━━━ DATA SHOWN ━━━
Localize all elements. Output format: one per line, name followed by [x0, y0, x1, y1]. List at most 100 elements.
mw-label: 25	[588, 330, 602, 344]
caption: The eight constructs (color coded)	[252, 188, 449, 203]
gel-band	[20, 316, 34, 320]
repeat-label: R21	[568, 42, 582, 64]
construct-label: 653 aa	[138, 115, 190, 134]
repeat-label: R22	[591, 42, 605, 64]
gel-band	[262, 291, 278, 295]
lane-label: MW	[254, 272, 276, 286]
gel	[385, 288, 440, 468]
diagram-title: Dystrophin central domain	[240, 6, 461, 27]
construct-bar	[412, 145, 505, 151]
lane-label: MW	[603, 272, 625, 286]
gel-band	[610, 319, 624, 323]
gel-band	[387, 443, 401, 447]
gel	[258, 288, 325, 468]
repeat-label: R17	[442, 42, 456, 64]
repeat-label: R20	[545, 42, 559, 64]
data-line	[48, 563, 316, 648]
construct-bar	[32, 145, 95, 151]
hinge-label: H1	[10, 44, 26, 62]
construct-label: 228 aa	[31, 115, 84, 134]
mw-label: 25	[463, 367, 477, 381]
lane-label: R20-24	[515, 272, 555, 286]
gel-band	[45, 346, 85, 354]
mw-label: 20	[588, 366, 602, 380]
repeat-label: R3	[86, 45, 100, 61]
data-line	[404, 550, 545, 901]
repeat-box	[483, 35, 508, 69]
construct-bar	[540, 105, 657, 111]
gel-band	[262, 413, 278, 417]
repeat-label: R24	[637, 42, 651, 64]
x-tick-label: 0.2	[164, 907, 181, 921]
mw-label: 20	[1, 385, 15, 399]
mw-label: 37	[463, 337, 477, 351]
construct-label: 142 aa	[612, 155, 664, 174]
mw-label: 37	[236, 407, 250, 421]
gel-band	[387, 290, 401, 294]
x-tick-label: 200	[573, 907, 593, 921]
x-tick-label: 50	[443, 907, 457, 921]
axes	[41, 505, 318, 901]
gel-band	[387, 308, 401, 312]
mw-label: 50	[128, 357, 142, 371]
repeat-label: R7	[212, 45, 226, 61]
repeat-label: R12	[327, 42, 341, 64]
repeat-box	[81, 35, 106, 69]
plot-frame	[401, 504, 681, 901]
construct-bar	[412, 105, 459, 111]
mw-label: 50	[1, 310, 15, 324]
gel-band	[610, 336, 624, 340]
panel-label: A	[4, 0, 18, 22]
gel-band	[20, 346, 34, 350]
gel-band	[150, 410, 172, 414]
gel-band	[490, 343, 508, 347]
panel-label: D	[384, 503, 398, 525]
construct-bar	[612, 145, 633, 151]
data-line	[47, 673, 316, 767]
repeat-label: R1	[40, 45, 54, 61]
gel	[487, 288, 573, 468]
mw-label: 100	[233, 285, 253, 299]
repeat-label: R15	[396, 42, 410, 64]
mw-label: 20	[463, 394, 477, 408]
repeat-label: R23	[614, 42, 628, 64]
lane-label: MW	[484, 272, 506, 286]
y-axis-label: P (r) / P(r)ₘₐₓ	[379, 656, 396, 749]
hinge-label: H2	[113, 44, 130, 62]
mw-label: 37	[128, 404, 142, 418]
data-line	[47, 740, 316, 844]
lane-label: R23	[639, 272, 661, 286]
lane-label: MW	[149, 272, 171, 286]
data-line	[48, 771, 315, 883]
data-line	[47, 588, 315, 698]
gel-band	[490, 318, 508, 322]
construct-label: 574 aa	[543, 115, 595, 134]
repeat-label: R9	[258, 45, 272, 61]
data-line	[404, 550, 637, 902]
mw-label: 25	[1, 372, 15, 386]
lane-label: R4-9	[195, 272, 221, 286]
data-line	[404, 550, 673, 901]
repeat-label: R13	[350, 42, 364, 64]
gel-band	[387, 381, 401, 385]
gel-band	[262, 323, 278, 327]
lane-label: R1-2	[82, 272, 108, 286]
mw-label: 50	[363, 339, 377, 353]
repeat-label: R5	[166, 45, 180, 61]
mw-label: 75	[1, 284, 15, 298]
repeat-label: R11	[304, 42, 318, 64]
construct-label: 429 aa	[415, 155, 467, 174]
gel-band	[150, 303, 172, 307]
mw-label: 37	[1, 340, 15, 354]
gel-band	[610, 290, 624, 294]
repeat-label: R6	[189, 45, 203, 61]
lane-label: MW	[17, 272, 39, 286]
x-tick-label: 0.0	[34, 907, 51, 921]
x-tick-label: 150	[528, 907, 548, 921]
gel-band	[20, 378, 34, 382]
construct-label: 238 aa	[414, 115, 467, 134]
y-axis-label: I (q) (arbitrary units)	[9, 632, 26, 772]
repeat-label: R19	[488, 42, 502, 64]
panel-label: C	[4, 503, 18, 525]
━━━
- [GIVEN INSTRUCTION] Starting with the first of the rows and going on through the line with "145, 505, 151]", swap "gel-band" for "band" wherever it appears, and give those lines again with nothing else altered.

- [THE RESULT]
Localize all elements. Output format: one per line, name followed by [x0, y0, x1, y1]. List at most 100 elements.
mw-label: 25	[588, 330, 602, 344]
caption: The eight constructs (color coded)	[252, 188, 449, 203]
band	[20, 316, 34, 320]
repeat-label: R21	[568, 42, 582, 64]
construct-label: 653 aa	[138, 115, 190, 134]
repeat-label: R22	[591, 42, 605, 64]
band	[262, 291, 278, 295]
lane-label: MW	[254, 272, 276, 286]
gel	[385, 288, 440, 468]
diagram-title: Dystrophin central domain	[240, 6, 461, 27]
construct-bar	[412, 145, 505, 151]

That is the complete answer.